►

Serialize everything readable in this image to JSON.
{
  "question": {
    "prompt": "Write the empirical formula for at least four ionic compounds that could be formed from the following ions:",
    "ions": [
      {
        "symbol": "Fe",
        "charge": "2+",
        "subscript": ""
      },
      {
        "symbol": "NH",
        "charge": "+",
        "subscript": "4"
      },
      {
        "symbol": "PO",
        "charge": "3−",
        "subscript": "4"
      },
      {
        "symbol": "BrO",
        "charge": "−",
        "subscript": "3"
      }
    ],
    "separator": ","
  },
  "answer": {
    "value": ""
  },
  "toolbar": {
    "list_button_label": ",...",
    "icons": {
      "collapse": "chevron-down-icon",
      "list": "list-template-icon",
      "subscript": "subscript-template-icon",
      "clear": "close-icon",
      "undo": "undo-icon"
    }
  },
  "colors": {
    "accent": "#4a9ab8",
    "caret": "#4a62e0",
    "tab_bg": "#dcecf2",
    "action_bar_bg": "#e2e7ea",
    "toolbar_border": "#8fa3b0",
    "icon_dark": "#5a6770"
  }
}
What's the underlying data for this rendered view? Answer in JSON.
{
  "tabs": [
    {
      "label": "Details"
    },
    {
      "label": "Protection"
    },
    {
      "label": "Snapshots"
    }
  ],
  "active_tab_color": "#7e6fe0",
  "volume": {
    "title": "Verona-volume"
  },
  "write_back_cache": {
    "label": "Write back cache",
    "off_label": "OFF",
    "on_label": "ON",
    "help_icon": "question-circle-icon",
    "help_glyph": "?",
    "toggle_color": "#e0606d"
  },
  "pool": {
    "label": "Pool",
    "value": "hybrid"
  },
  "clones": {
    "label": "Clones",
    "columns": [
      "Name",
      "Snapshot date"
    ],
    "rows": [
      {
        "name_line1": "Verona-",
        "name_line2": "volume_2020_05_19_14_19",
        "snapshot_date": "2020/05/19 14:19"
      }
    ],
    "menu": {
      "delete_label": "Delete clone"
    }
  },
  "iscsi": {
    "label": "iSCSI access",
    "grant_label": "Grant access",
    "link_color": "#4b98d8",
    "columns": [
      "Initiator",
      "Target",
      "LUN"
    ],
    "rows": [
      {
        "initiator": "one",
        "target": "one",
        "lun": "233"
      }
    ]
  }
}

◄

> _Work to be completed_:
Give the material above again, word for word.

> _The result_:
Serialize everything readable in this image to JSON.
{
  "question": {
    "prompt": "Write the empirical formula for at least four ionic compounds that could be formed from the following ions:",
    "ions": [
      {
        "symbol": "Fe",
        "charge": "2+",
        "subscript": ""
      },
      {
        "symbol": "NH",
        "charge": "+",
        "subscript": "4"
      },
      {
        "symbol": "PO",
        "charge": "3−",
        "subscript": "4"
      },
      {
        "symbol": "BrO",
        "charge": "−",
        "subscript": "3"
      }
    ],
    "separator": ","
  },
  "answer": {
    "value": ""
  },
  "toolbar": {
    "list_button_label": ",...",
    "icons": {
      "collapse": "chevron-down-icon",
      "list": "list-template-icon",
      "subscript": "subscript-template-icon",
      "clear": "close-icon",
      "undo": "undo-icon"
    }
  },
  "colors": {
    "accent": "#4a9ab8",
    "caret": "#4a62e0",
    "tab_bg": "#dcecf2",
    "action_bar_bg": "#e2e7ea",
    "toolbar_border": "#8fa3b0",
    "icon_dark": "#5a6770"
  }
}
What's the underlying data for this rendered view? Answer in JSON.
{
  "tabs": [
    {
      "label": "Details"
    },
    {
      "label": "Protection"
    },
    {
      "label": "Snapshots"
    }
  ],
  "active_tab_color": "#7e6fe0",
  "volume": {
    "title": "Verona-volume"
  },
  "write_back_cache": {
    "label": "Write back cache",
    "off_label": "OFF",
    "on_label": "ON",
    "help_icon": "question-circle-icon",
    "help_glyph": "?",
    "toggle_color": "#e0606d"
  },
  "pool": {
    "label": "Pool",
    "value": "hybrid"
  },
  "clones": {
    "label": "Clones",
    "columns": [
      "Name",
      "Snapshot date"
    ],
    "rows": [
      {
        "name_line1": "Verona-",
        "name_line2": "volume_2020_05_19_14_19",
        "snapshot_date": "2020/05/19 14:19"
      }
    ],
    "menu": {
      "delete_label": "Delete clone"
    }
  },
  "iscsi": {
    "label": "iSCSI access",
    "grant_label": "Grant access",
    "link_color": "#4b98d8",
    "columns": [
      "Initiator",
      "Target",
      "LUN"
    ],
    "rows": [
      {
        "initiator": "one",
        "target": "one",
        "lun": "233"
      }
    ]
  }
}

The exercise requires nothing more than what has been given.